Data items
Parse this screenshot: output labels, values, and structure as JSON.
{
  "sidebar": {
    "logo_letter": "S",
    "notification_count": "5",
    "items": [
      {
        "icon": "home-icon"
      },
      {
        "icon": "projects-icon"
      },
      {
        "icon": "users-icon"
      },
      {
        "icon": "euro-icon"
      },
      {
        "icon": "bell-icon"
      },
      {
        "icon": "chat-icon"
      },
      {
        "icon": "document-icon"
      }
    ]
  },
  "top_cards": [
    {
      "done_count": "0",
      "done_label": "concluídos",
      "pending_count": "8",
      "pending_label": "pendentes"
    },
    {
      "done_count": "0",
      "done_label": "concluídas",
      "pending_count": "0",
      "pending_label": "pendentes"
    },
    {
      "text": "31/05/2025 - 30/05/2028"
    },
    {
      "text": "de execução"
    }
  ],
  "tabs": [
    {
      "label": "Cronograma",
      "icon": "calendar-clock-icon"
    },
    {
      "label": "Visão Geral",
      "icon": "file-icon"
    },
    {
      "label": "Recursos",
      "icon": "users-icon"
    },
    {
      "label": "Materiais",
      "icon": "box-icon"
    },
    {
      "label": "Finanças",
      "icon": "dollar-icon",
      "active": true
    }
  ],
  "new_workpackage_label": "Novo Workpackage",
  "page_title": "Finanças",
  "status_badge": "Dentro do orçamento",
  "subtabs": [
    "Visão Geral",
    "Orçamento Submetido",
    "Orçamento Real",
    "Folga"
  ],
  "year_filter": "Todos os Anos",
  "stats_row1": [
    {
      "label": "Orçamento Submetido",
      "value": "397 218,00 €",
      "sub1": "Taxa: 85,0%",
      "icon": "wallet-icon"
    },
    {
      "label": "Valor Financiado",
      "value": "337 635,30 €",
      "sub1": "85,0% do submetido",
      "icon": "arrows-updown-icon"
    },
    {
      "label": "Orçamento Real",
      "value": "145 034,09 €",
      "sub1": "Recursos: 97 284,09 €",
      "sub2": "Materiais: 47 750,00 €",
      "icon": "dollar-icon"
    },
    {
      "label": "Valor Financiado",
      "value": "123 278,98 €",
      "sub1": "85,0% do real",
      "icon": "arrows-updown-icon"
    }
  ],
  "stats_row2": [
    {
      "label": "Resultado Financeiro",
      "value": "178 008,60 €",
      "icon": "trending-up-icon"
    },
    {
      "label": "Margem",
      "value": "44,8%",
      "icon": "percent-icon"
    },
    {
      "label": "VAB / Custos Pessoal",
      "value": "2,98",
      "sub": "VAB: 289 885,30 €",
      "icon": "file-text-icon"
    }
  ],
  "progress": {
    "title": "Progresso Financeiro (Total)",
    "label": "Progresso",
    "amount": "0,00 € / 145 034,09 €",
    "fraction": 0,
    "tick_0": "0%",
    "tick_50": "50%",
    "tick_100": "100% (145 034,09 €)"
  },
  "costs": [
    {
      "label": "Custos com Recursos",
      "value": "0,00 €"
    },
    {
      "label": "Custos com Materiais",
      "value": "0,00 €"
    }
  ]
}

---

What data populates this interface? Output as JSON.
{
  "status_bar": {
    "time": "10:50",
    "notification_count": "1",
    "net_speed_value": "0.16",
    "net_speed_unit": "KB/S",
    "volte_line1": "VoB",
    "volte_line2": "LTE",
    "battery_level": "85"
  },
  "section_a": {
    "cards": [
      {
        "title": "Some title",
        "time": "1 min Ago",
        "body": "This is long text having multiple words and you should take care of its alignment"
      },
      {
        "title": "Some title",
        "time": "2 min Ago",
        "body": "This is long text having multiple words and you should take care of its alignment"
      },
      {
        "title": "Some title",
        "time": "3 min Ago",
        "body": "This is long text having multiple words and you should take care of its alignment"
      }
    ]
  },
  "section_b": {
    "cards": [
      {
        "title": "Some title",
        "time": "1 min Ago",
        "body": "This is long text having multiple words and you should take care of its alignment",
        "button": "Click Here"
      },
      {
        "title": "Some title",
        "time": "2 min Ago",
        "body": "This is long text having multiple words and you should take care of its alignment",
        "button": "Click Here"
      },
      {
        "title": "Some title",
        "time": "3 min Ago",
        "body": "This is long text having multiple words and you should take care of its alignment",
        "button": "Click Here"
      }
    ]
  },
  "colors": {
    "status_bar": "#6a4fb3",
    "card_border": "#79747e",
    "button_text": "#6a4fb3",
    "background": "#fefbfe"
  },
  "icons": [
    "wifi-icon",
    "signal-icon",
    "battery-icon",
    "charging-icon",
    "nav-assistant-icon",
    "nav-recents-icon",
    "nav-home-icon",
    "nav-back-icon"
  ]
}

==

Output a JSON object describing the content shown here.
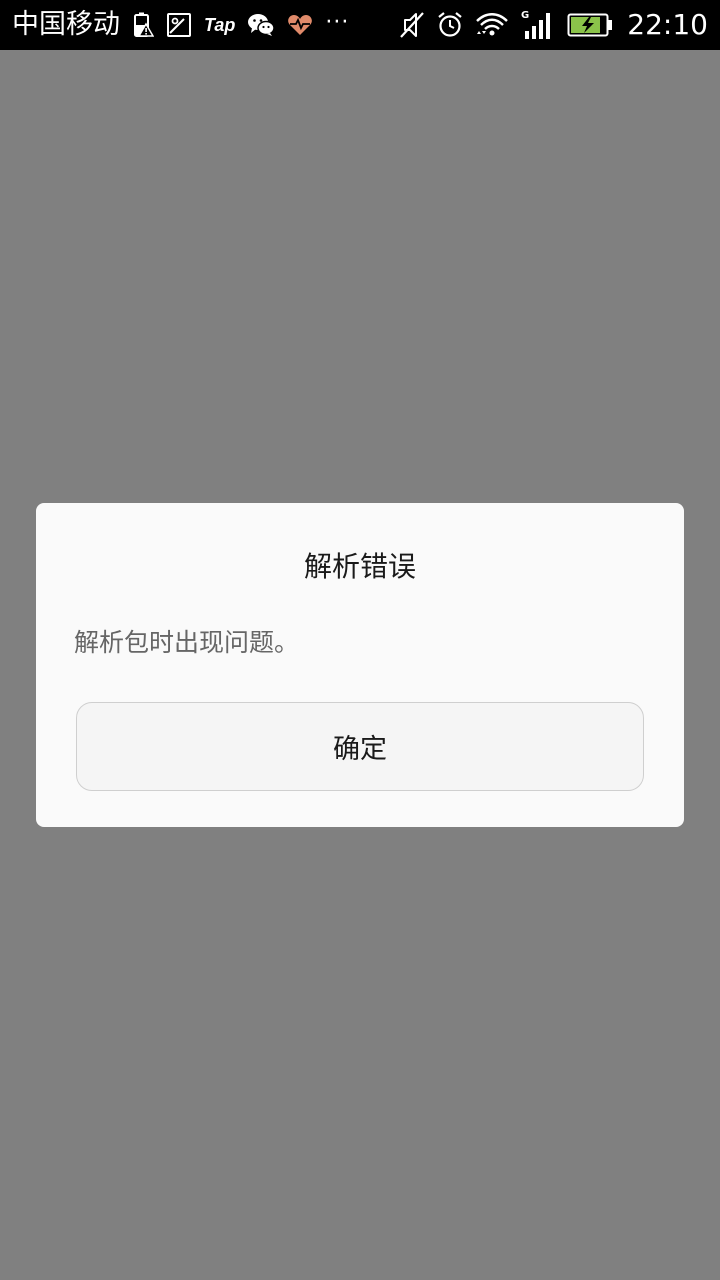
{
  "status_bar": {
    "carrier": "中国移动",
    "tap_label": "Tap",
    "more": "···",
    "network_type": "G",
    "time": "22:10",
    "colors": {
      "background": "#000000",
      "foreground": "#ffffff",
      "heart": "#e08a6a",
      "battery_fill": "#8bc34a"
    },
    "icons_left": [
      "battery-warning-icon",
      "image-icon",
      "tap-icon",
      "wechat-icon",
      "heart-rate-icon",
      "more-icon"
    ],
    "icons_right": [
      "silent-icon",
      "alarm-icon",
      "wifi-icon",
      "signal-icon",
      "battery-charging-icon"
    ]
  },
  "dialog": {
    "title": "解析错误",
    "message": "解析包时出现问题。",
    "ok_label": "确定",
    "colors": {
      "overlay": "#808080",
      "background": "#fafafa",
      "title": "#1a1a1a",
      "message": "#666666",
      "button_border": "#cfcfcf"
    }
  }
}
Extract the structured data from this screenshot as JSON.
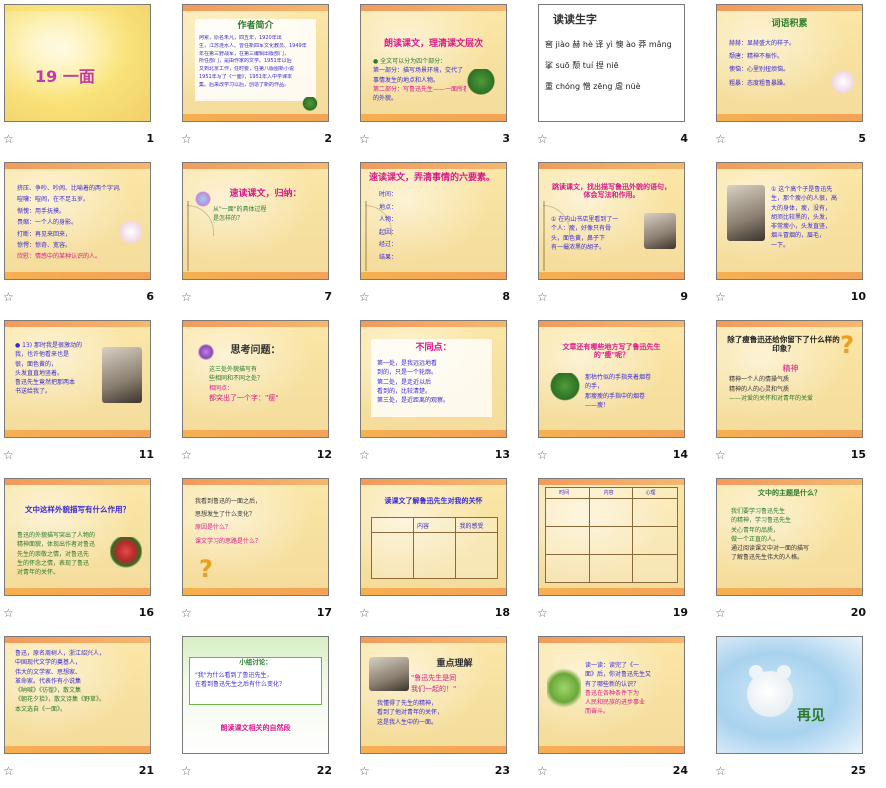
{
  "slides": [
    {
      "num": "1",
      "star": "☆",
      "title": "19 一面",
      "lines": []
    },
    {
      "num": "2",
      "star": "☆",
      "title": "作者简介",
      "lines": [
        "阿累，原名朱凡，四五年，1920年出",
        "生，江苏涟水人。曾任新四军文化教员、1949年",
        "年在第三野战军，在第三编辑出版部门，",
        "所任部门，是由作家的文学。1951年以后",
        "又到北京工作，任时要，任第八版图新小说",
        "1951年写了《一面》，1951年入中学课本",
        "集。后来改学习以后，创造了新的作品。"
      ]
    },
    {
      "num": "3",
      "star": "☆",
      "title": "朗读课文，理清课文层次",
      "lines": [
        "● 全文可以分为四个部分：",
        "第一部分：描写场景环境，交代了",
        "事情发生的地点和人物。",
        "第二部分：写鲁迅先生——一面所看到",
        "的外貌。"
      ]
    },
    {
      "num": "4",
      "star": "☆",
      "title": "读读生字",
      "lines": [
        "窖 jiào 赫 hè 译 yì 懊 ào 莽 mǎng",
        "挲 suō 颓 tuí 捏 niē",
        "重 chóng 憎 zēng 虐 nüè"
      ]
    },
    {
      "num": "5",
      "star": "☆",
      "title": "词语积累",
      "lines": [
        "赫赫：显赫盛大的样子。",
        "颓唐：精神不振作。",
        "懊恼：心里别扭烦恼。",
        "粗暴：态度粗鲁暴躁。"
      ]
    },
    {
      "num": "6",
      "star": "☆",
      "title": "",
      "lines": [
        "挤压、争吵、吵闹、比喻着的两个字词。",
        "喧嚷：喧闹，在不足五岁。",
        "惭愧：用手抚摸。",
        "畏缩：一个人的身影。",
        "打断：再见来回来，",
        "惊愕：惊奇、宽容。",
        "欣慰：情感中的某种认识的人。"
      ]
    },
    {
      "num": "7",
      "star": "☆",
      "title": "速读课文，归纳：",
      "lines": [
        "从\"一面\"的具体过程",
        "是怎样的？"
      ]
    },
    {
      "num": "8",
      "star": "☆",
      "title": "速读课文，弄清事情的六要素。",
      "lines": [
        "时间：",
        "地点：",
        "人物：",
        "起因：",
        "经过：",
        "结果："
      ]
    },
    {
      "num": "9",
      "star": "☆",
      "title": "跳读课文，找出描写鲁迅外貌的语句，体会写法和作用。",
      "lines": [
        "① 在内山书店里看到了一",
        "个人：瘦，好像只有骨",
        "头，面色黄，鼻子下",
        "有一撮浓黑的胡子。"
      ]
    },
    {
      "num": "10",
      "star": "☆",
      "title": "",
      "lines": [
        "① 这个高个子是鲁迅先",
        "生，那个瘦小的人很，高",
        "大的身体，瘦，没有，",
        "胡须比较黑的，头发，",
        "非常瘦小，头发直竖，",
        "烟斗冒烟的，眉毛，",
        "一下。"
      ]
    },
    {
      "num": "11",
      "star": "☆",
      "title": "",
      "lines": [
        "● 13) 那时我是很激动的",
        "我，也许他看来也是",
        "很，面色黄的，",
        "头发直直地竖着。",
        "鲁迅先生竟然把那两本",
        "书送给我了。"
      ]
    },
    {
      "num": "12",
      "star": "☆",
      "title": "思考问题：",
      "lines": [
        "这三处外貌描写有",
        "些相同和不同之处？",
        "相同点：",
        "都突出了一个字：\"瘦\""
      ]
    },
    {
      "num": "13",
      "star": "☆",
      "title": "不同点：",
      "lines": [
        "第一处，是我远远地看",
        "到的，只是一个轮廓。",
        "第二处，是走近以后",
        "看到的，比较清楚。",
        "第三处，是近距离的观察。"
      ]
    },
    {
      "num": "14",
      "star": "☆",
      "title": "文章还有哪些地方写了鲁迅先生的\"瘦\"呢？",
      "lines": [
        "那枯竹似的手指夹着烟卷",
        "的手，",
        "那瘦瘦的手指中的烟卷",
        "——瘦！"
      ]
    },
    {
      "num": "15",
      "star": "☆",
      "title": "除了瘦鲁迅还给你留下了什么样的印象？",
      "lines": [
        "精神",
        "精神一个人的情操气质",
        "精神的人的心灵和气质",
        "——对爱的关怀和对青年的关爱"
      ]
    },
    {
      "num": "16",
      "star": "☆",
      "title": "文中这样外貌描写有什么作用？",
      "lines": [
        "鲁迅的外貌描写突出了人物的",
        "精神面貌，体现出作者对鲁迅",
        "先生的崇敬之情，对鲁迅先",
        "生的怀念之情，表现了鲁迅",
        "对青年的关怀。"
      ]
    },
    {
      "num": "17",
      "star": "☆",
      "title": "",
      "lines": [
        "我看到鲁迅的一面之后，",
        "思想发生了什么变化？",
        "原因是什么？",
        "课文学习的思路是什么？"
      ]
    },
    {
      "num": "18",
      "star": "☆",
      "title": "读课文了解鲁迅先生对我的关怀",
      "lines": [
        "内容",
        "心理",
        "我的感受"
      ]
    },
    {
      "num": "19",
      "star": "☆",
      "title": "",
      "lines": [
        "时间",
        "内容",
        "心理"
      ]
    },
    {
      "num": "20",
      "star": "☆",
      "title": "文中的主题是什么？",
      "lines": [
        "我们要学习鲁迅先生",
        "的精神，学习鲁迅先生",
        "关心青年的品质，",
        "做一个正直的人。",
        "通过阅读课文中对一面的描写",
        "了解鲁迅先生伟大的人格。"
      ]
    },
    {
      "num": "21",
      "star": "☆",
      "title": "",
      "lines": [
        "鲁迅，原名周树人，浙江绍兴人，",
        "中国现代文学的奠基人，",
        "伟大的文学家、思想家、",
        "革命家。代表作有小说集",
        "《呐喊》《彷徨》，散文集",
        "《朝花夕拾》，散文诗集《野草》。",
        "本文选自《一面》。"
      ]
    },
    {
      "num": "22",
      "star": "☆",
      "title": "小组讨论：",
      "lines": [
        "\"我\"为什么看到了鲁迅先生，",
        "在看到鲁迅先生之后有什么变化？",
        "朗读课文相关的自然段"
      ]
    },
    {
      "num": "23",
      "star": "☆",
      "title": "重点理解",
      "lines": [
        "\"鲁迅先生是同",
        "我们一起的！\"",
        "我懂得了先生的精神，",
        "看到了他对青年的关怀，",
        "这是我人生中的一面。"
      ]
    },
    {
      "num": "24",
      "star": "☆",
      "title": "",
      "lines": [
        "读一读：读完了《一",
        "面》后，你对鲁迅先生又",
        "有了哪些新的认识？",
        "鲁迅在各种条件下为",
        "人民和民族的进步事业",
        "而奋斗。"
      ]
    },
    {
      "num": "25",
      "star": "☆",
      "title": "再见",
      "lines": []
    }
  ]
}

EXERCISE PROMPT
In the listing above, locate each line with "Financeiro" and copy it.

SOLUTION FOR THIS TASK
      "label": "Resultado Financeiro",
    "title": "Progresso Financeiro (Total)",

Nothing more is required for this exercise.